# [PROBLEM REQUIREMENTS]
In the records below, find each line containing the word "more" and copy it.

# [SUPPLIED INFORMATION]
::::::::::
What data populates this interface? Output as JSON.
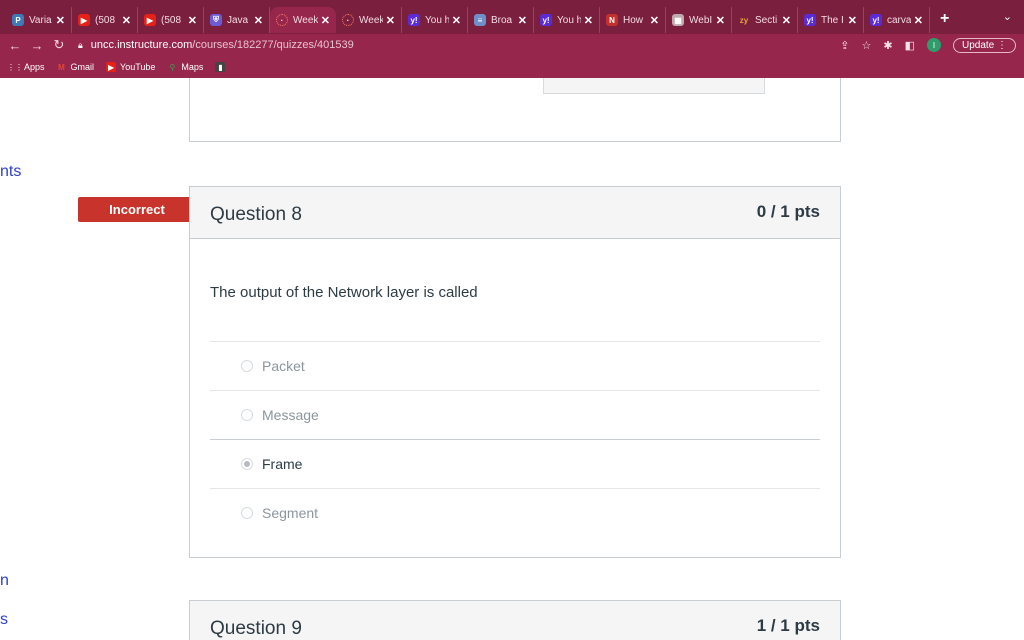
{
  "browser": {
    "tabs": [
      {
        "title": "Varia",
        "color": "#3d7ab8"
      },
      {
        "title": "(508",
        "color": "#e62117"
      },
      {
        "title": "(508",
        "color": "#e62117"
      },
      {
        "title": "Java",
        "color": "#6b5bd6"
      },
      {
        "title": "Week",
        "color": "#e0503e",
        "active": true
      },
      {
        "title": "Week",
        "color": "#e0503e"
      },
      {
        "title": "You h",
        "color": "#5b2bd6"
      },
      {
        "title": "Broa",
        "color": "#6e8fc7"
      },
      {
        "title": "You h",
        "color": "#5b2bd6"
      },
      {
        "title": "How",
        "color": "#c4302b"
      },
      {
        "title": "WebI",
        "color": "#bfa8ae"
      },
      {
        "title": "Secti",
        "color": "#e8a23c"
      },
      {
        "title": "The I",
        "color": "#5b2bd6"
      },
      {
        "title": "carva",
        "color": "#5b2bd6"
      }
    ],
    "url_host": "uncc.instructure.com",
    "url_path": "/courses/182277/quizzes/401539",
    "update_label": "Update",
    "avatar_letter": "I",
    "bookmarks": [
      {
        "label": "Apps",
        "icon": "grid-icon"
      },
      {
        "label": "Gmail",
        "icon": "gmail-icon"
      },
      {
        "label": "YouTube",
        "icon": "youtube-icon"
      },
      {
        "label": "Maps",
        "icon": "maps-icon"
      }
    ]
  },
  "sidebar_fragments": {
    "top": "nts",
    "mid": "n",
    "bottom": "s"
  },
  "question8": {
    "status": "Incorrect",
    "title": "Question 8",
    "points": "0 / 1 pts",
    "text": "The output of the Network layer is called",
    "answers": [
      "Packet",
      "Message",
      "Frame",
      "Segment"
    ],
    "selected_index": 2
  },
  "question9": {
    "title": "Question 9",
    "points": "1 / 1 pts"
  },
  "colors": {
    "tab_bar": "#7a1f3d",
    "toolbar": "#96264c",
    "incorrect_badge": "#c8332b"
  }
}
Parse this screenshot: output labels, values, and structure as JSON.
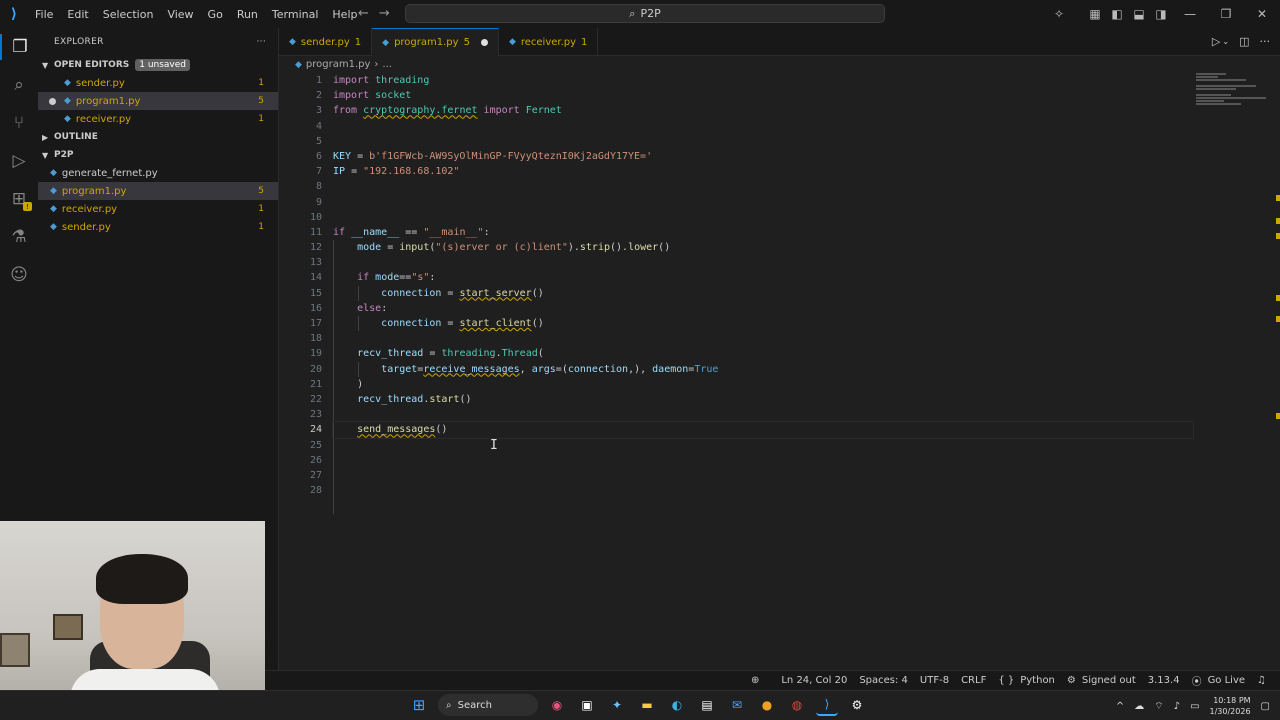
{
  "titlebar": {
    "menu": [
      "File",
      "Edit",
      "Selection",
      "View",
      "Go",
      "Run",
      "Terminal",
      "Help"
    ],
    "search": "P2P"
  },
  "sidebar": {
    "title": "EXPLORER",
    "open_editors": {
      "label": "OPEN EDITORS",
      "badge": "1 unsaved",
      "items": [
        {
          "name": "sender.py",
          "count": "1"
        },
        {
          "name": "program1.py",
          "count": "5"
        },
        {
          "name": "receiver.py",
          "count": "1"
        }
      ]
    },
    "outline_label": "OUTLINE",
    "folder": {
      "label": "P2P",
      "items": [
        {
          "name": "generate_fernet.py",
          "count": ""
        },
        {
          "name": "program1.py",
          "count": "5"
        },
        {
          "name": "receiver.py",
          "count": "1"
        },
        {
          "name": "sender.py",
          "count": "1"
        }
      ]
    }
  },
  "tabs": [
    {
      "label": "sender.py",
      "count": "1"
    },
    {
      "label": "program1.py",
      "count": "5"
    },
    {
      "label": "receiver.py",
      "count": "1"
    }
  ],
  "breadcrumb": {
    "file": "program1.py",
    "rest": "..."
  },
  "editor": {
    "line_numbers": [
      "1",
      "2",
      "3",
      "4",
      "5",
      "6",
      "7",
      "8",
      "9",
      "10",
      "11",
      "12",
      "13",
      "14",
      "15",
      "16",
      "17",
      "18",
      "19",
      "20",
      "21",
      "22",
      "23",
      "24",
      "25",
      "26",
      "27",
      "28"
    ]
  },
  "statusbar": {
    "position": "Ln 24, Col 20",
    "spaces": "Spaces: 4",
    "encoding": "UTF-8",
    "eol": "CRLF",
    "language": "Python",
    "account": "Signed out",
    "version": "3.13.4",
    "golive": "Go Live"
  },
  "taskbar": {
    "search": "Search",
    "time": "10:18 PM",
    "date": "1/30/2026"
  },
  "colors": {
    "accent": "#0078d4",
    "warning": "#cca700"
  }
}
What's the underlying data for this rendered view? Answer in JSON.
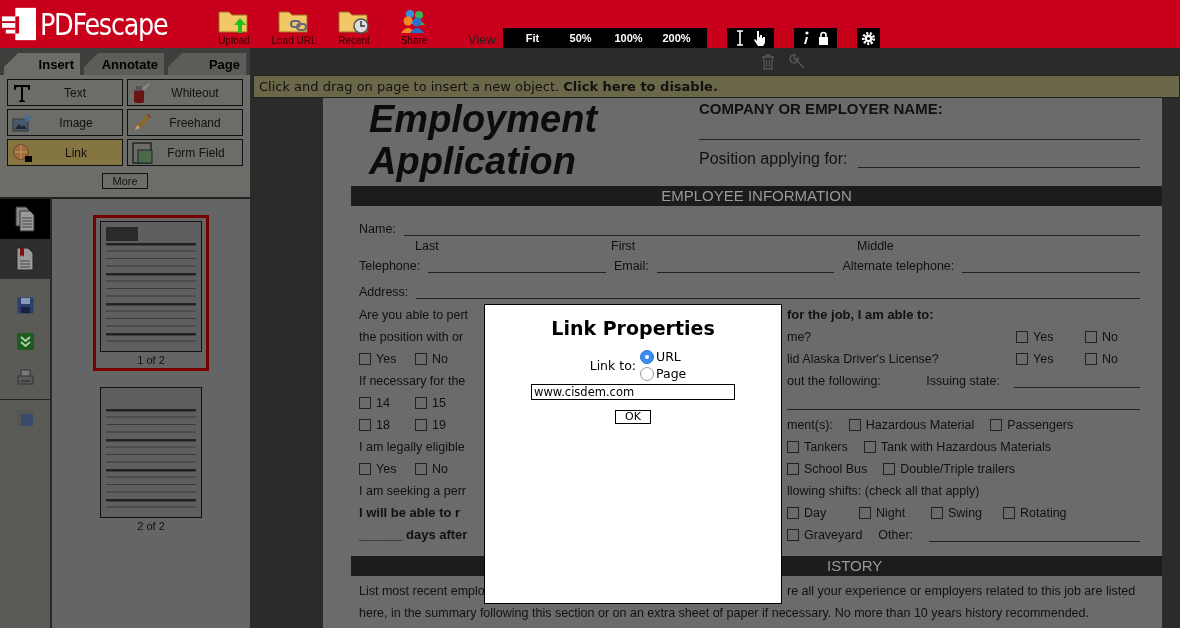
{
  "app": {
    "logo": "PDFescape"
  },
  "toolbar": [
    {
      "kind": "upload",
      "label": "Upload"
    },
    {
      "kind": "url",
      "label": "Load URL"
    },
    {
      "kind": "recent",
      "label": "Recent"
    },
    {
      "kind": "share",
      "label": "Share"
    }
  ],
  "view": {
    "label": "View:",
    "zooms": [
      "Fit",
      "50%",
      "100%",
      "200%"
    ]
  },
  "left_panel": {
    "tabs": [
      {
        "label": "Insert",
        "selected": true
      },
      {
        "label": "Annotate",
        "selected": false
      },
      {
        "label": "Page",
        "selected": false
      }
    ],
    "tools": [
      {
        "kind": "text",
        "label": "Text",
        "selected": false
      },
      {
        "kind": "whiteout",
        "label": "Whiteout",
        "selected": false
      },
      {
        "kind": "image",
        "label": "Image",
        "selected": false
      },
      {
        "kind": "freehand",
        "label": "Freehand",
        "selected": false
      },
      {
        "kind": "link",
        "label": "Link",
        "selected": true
      },
      {
        "kind": "formfield",
        "label": "Form Field",
        "selected": false
      }
    ],
    "more": "More",
    "views": [
      {
        "kind": "pages",
        "selected": true
      },
      {
        "kind": "bookmarks",
        "selected": false
      }
    ],
    "actions": [
      {
        "kind": "save"
      },
      {
        "kind": "download"
      },
      {
        "kind": "print"
      }
    ],
    "pages": [
      {
        "label": "1 of 2",
        "selected": true
      },
      {
        "label": "2 of 2",
        "selected": false
      }
    ]
  },
  "hint": {
    "text": "Click and drag on page to insert a new object.",
    "link": "Click here to disable."
  },
  "document": {
    "title_lines": [
      "Employment",
      "Application"
    ],
    "company_label": "COMPANY OR EMPLOYER NAME:",
    "position_label": "Position applying for:",
    "rows": [
      {
        "kind": "section",
        "text": "EMPLOYEE INFORMATION"
      },
      {
        "kind": "full",
        "items": [
          {
            "kind": "text",
            "text": "Name:"
          },
          {
            "kind": "blank"
          }
        ]
      },
      {
        "kind": "captions",
        "items": [
          {
            "kind": "text",
            "text": "Last"
          },
          {
            "kind": "text",
            "text": "First"
          },
          {
            "kind": "text",
            "text": "Middle"
          }
        ]
      },
      {
        "kind": "full",
        "items": [
          {
            "kind": "text",
            "text": "Telephone:"
          },
          {
            "kind": "blank"
          },
          {
            "kind": "text",
            "text": "Email:"
          },
          {
            "kind": "blank"
          },
          {
            "kind": "text",
            "text": "Alternate telephone:"
          },
          {
            "kind": "blank"
          }
        ]
      },
      {
        "kind": "full",
        "items": [
          {
            "kind": "text",
            "text": "Address:"
          },
          {
            "kind": "blank"
          }
        ]
      },
      {
        "kind": "split",
        "left": [
          {
            "kind": "text",
            "text": "Are you able to pert"
          }
        ],
        "right": [
          {
            "kind": "bold",
            "text": "for the job, I am able to:"
          }
        ]
      },
      {
        "kind": "split",
        "left": [
          {
            "kind": "text",
            "text": "the position with or"
          }
        ],
        "right": [
          {
            "kind": "text",
            "text": "me?"
          }
        ],
        "far": [
          {
            "kind": "checkbox",
            "text": "Yes",
            "checked": false
          },
          {
            "kind": "checkbox",
            "text": "No",
            "checked": false
          }
        ]
      },
      {
        "kind": "split",
        "left": [
          {
            "kind": "checkbox",
            "text": "Yes",
            "checked": false
          },
          {
            "kind": "checkbox",
            "text": "No",
            "checked": false
          }
        ],
        "right": [
          {
            "kind": "text",
            "text": "lid Alaska Driver's License?"
          }
        ],
        "far": [
          {
            "kind": "checkbox",
            "text": "Yes",
            "checked": false
          },
          {
            "kind": "checkbox",
            "text": "No",
            "checked": false
          }
        ]
      },
      {
        "kind": "split",
        "left": [
          {
            "kind": "text",
            "text": "If necessary for the"
          }
        ],
        "right": [
          {
            "kind": "text",
            "text": "out the following:"
          }
        ],
        "far": [
          {
            "kind": "text",
            "text": "Issuing state:"
          },
          {
            "kind": "blank"
          }
        ]
      },
      {
        "kind": "split",
        "left": [
          {
            "kind": "checkbox",
            "text": "14",
            "checked": false
          },
          {
            "kind": "checkbox",
            "text": "15",
            "checked": false
          }
        ],
        "right": [
          {
            "kind": "blank"
          }
        ]
      },
      {
        "kind": "split",
        "left": [
          {
            "kind": "checkbox",
            "text": "18",
            "checked": false
          },
          {
            "kind": "checkbox",
            "text": "19",
            "checked": false
          }
        ],
        "right": [
          {
            "kind": "text",
            "text": "ment(s):"
          },
          {
            "kind": "checkbox",
            "text": "Hazardous Material",
            "checked": false
          },
          {
            "kind": "checkbox",
            "text": "Passengers",
            "checked": false
          }
        ]
      },
      {
        "kind": "split",
        "left": [
          {
            "kind": "text",
            "text": "I am legally eligible"
          }
        ],
        "right": [
          {
            "kind": "checkbox",
            "text": "Tankers",
            "checked": false
          },
          {
            "kind": "checkbox",
            "text": "Tank with Hazardous Materials",
            "checked": false
          }
        ]
      },
      {
        "kind": "split",
        "left": [
          {
            "kind": "checkbox",
            "text": "Yes",
            "checked": false
          },
          {
            "kind": "checkbox",
            "text": "No",
            "checked": false
          }
        ],
        "right": [
          {
            "kind": "checkbox",
            "text": "School Bus",
            "checked": false
          },
          {
            "kind": "checkbox",
            "text": "Double/Triple trailers",
            "checked": false
          }
        ]
      },
      {
        "kind": "split",
        "left": [
          {
            "kind": "text",
            "text": "I am seeking a perr"
          }
        ],
        "right": [
          {
            "kind": "text",
            "text": "llowing shifts: (check all that apply)"
          }
        ]
      },
      {
        "kind": "split",
        "left": [
          {
            "kind": "bold",
            "text": "I will be able to r"
          }
        ],
        "right": [
          {
            "kind": "checkbox",
            "text": "Day",
            "checked": false
          },
          {
            "kind": "checkbox",
            "text": "Night",
            "checked": false
          },
          {
            "kind": "checkbox",
            "text": "Swing",
            "checked": false
          },
          {
            "kind": "checkbox",
            "text": "Rotating",
            "checked": false
          }
        ]
      },
      {
        "kind": "split",
        "left": [
          {
            "kind": "bold",
            "text": "______ days after"
          }
        ],
        "right": [
          {
            "kind": "checkbox",
            "text": "Graveyard",
            "checked": false
          },
          {
            "kind": "text",
            "text": "Other:"
          },
          {
            "kind": "blank"
          }
        ]
      },
      {
        "kind": "split_section",
        "text": "ISTORY"
      },
      {
        "kind": "split",
        "left": [
          {
            "kind": "text",
            "text": "List most recent emplo"
          }
        ],
        "right": [
          {
            "kind": "text",
            "text": "re all your experience or employers related to this job are listed"
          }
        ]
      },
      {
        "kind": "full",
        "items": [
          {
            "kind": "text",
            "text": "here, in the summary following this section or on an extra sheet of paper if necessary. No more than 10 years history recommended."
          }
        ]
      }
    ]
  },
  "dialog": {
    "title": "Link Properties",
    "link_to_label": "Link to:",
    "options": [
      {
        "label": "URL",
        "selected": true
      },
      {
        "label": "Page",
        "selected": false
      }
    ],
    "url": "www.cisdem.com",
    "ok": "OK"
  }
}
::::::::::
# [SOLUTION FOR THIS PROBLEM]
    "more": "More",
            "text": "here, in the summary following this section or on an extra sheet of paper if necessary. No more than 10 years history recommended."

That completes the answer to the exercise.